● Records supplied

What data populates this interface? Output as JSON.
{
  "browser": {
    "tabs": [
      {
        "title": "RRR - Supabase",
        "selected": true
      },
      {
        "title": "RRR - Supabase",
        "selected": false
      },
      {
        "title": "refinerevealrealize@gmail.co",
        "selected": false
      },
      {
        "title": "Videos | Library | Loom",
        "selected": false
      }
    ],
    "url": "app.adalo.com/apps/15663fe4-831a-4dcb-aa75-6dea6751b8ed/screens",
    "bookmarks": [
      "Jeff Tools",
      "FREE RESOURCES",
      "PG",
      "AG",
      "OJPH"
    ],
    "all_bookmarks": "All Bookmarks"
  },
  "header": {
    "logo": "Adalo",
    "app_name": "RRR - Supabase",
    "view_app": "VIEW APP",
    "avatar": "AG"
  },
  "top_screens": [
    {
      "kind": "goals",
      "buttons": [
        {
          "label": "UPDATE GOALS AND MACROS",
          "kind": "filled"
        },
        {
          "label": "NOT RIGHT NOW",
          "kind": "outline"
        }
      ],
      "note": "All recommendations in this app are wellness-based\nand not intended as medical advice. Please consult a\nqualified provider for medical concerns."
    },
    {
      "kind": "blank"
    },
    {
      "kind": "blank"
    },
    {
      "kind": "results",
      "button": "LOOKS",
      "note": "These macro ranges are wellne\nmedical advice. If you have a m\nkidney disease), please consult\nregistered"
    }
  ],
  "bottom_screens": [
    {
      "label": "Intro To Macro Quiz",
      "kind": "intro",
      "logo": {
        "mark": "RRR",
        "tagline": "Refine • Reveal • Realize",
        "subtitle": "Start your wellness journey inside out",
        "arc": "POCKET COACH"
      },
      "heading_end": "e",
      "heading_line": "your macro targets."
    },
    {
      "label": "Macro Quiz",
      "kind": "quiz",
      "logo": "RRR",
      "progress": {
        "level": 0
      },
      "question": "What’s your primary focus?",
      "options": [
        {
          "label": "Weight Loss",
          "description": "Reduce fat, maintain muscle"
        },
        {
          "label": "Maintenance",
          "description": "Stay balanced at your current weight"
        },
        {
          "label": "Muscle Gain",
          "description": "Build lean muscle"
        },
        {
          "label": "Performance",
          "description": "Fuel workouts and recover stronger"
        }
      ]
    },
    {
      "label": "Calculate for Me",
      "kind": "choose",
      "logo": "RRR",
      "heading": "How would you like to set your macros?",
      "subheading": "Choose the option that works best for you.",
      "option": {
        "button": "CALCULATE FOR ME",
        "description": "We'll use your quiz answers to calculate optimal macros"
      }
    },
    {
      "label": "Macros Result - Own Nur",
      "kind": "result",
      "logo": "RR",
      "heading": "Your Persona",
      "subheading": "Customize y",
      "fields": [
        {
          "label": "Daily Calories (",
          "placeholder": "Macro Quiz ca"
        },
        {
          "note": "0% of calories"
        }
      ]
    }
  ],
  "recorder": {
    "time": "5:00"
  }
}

● What to work on
Reproduce each line of the entries in which the word "advice" is found.

● Written answer
      "note": "All recommendations in this app are wellness-based\nand not intended as medical advice. Please consult a\nqualified provider for medical concerns."
      "note": "These macro ranges are wellne\nmedical advice. If you have a m\nkidney disease), please consult\nregistered"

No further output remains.